◆ **Текст для чтения**
———

Фото: : Виталий Невар / ТАСС
- Иммануил Кант (1724–1804), философ, профессор Кёнигсбергского университета.
- Карамзин Николай Михайлович (1766–1826), писатель, историк.
- Малиновский Василий Федорович (1765–1814), дипломат, статский советник.
- Берта фон Зуттнер (1843–1914), писатель, первая женщина — лауреат Нобелевской премии мира (появляется во второй части).
- Соловьев Владимир Сергеевич (1853–1900), философ, поэт, публицист (появляется во второй части).
- Урланис Борис Цезаревич (1906–1981), профессор, демограф (появляется во второй части)
- Компилятор, он же и комментатор.
- А также дипломаты, ученые, литераторы и журналисты, дамы, господа, товарищи.Общественность.
Время действия: второе и третье тысячелетия (XVIII–XXI вв.) от рождества Христова.
Утренняя сессия
Вступительное слово Компилятора (далее К-р).
Пару лет назад возникла у меня мысль по случаю предстоящего 300-летия почтенного Иммануила Канта (22 апреля 2024 года) собрать за одним воображаемым столом людей разных эпох, которым было что сказать о войне, мире, добре и абсолютном зле. Это теперь совсем нетрудно сделать, думал я, водрузив на стол ноутбук и прочитав стопку-другую старых книг. Ведь они, люди далекие от нынешних циничных концепций «постправды» и лукавых теорий относительности добра и зла, и сегодня влияют на нас через тех, кто их читал.
Не обойтись, конечно, без Иммануила Канта и еще нескольких мудрых и сведущих людей. Ныне живущих политиков, политологов и идеологов звать не будем. Мертвые не услышат живых. Живые чтут, но не слышат усопших.
Подготовка Диспута (здесь публикуются его фрагменты) заняла больше двух лет, полных тревожных и трагических событий. Кантовский юбилей прошел, заслоненный ими. Тем нужнее, подумали мы, его обозначить. Ведь он продолжается из года в год повсюду, из века в век, на всех языках, затихая и разгораясь, когда идут войны, рушатся дома, гибнут мирные люди и убивают друг друга солдаты под звуки освященных кровью маршей.
Итак, в честь мыслителя Иммануила Канта мы открываем виртуальный Диспут о войне и мире. Начнем издалека.
Стадия I
Путешествие Карамзина
К-р. В середине мая 1789 года подающий большие надежды юный (двадцать два полных года) Николай Карамзин, переводчик и автор, уже брат-масон, доказавший надежность, сотрудник Типографской компании Ивана Новикова, был спешно отправлен в Европу к друзьям и братьям. Об этом он туманно, намеками (но и не без похвальбы) напишет потом в составивших ему имя «Письмах русского путешественника».

———

◆ **Перечни областей и меток**
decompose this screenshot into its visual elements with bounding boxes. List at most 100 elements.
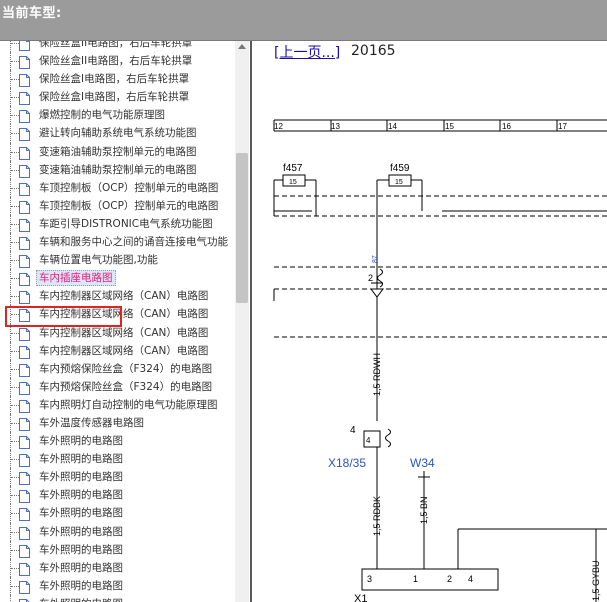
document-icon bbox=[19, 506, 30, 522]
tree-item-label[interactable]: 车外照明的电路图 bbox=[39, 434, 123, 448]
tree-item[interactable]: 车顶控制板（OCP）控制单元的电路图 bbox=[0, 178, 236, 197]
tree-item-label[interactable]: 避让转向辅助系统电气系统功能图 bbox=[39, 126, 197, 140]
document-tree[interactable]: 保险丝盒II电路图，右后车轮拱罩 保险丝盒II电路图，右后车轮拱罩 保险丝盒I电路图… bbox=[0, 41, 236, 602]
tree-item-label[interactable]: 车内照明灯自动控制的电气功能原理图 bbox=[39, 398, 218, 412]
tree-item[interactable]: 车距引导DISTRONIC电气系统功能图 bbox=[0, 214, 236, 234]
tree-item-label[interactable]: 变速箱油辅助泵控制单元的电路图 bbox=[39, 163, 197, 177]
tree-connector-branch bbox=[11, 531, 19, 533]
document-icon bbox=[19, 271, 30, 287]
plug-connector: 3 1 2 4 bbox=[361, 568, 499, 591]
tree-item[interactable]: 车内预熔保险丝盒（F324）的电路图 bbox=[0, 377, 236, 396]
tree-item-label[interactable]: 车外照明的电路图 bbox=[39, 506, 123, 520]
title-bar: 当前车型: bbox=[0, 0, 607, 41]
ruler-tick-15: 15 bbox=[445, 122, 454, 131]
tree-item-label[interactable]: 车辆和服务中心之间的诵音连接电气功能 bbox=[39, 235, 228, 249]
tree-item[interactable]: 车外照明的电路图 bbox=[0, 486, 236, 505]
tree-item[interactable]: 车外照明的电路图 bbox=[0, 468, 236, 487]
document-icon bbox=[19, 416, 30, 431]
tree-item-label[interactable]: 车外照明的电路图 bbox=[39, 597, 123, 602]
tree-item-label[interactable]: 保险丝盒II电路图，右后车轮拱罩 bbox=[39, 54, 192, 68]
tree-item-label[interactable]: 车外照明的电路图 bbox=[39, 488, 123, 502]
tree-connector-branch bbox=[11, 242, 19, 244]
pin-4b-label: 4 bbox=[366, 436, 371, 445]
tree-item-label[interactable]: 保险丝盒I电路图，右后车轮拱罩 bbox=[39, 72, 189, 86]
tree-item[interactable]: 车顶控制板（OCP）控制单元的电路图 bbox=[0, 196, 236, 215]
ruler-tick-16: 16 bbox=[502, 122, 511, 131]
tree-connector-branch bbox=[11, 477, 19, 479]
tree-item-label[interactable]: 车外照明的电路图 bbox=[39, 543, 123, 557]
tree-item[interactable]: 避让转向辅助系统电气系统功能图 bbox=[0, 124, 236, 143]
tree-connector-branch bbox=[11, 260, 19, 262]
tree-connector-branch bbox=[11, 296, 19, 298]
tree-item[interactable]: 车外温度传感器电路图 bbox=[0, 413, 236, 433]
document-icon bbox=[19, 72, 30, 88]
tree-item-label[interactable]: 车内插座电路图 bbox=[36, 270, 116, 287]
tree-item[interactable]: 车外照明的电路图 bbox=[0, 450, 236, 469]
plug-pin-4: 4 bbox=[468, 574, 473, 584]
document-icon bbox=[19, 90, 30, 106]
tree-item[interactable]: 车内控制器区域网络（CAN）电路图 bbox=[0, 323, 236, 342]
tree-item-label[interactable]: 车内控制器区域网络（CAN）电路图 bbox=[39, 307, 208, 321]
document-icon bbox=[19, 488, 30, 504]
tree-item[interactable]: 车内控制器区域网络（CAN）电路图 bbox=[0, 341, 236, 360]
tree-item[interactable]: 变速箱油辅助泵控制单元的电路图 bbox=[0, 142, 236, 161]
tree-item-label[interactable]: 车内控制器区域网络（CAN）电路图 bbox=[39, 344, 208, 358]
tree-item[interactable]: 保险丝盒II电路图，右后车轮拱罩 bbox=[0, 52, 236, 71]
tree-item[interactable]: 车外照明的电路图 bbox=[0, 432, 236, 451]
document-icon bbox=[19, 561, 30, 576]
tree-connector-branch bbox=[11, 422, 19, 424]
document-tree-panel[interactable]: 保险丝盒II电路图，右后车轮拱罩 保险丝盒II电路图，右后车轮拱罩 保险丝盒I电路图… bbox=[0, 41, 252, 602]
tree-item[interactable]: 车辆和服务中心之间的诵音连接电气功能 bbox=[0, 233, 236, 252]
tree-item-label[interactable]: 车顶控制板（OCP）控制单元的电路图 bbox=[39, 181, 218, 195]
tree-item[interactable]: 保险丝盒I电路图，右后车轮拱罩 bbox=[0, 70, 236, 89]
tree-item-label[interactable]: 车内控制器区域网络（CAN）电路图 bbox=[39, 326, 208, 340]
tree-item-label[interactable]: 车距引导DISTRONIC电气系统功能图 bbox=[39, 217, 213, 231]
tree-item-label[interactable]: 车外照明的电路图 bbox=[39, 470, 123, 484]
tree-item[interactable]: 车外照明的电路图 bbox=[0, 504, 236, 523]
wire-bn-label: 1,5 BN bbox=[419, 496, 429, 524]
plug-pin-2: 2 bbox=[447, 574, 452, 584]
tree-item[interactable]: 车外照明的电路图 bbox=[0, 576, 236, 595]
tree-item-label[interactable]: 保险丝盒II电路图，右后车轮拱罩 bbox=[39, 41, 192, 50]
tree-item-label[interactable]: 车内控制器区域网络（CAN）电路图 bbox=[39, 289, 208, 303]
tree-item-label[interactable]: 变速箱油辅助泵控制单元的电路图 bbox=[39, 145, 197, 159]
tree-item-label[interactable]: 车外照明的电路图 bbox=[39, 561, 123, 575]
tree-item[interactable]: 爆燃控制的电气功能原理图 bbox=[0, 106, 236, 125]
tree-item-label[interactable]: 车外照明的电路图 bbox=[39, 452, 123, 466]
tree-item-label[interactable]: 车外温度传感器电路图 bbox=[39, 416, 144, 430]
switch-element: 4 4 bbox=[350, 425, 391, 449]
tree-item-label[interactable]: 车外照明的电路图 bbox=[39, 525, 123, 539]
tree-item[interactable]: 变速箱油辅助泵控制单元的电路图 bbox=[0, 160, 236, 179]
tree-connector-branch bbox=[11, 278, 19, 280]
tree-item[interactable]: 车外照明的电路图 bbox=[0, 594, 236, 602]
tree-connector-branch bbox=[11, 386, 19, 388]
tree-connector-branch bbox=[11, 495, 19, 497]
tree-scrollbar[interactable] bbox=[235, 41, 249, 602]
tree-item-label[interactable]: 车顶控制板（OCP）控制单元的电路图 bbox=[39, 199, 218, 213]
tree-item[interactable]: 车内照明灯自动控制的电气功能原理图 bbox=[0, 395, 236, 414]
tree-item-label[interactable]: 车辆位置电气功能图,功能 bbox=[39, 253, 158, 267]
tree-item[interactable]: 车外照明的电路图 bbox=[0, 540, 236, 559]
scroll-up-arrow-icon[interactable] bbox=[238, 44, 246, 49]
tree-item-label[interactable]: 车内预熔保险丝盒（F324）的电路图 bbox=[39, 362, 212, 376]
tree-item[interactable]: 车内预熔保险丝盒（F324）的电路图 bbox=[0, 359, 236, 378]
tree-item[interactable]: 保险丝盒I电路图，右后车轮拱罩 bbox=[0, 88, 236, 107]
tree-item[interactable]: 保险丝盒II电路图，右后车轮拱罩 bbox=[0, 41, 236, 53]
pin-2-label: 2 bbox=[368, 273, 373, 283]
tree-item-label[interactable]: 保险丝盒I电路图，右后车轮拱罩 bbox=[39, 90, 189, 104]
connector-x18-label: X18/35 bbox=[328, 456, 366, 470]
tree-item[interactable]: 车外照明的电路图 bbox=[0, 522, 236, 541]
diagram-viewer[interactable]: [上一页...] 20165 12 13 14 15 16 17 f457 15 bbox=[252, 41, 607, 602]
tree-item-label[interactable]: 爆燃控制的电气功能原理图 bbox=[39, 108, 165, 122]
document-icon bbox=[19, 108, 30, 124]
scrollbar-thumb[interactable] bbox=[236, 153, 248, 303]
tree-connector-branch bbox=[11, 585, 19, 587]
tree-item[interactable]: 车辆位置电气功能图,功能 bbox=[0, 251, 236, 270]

———

Продолжите приведенный выше текст о виртуальном диспуте в честь Иммануила Канта, начав сразу после его последнего предложения.

◆ **Ответ на задачу**
Карамзин, не имея собственных серьезных средств (даже в офицеры не поступил, будучи не в силах обмундироваться), полтора года проездился по Европе.
Николай Карамзин. Источник: Википедия
«В ту пору война была». И не одну, а две войны сразу вела тогда Российская империя. Долгую очередную войну с Турцией в Крыму, в Северном Причерноморье, в землях, которые потом, отвоевав у турок, назовут Новороссией. Другую войну, со Швецией, неожиданную, неприятную, новую, опасную, под боком у императрицы, которую затеял шведский король Густав III.
Мы не найдем упоминаний об этом в многословных европейских «Письмах» Карамзина о военных обстоятельствах империи. Как человек молодой и увлекающийся, оказавшись за русским шлагбаумом, он постепенно уверил себя, что находится в свободном плавании. Повсюду молодой русский дворянин стремился встретиться со знаменитейшими людьми в области философии, литературы, науки и политики.
Стадия II
Кёнигсберг. Беседы с Кантом
К-р. Одной из важнейших была встреча с Иммануилом Кантом, о которой Карамзин рассказал весьма подробно в своих «Письмах».
«Кёнигсберг, июня 19.1789 г.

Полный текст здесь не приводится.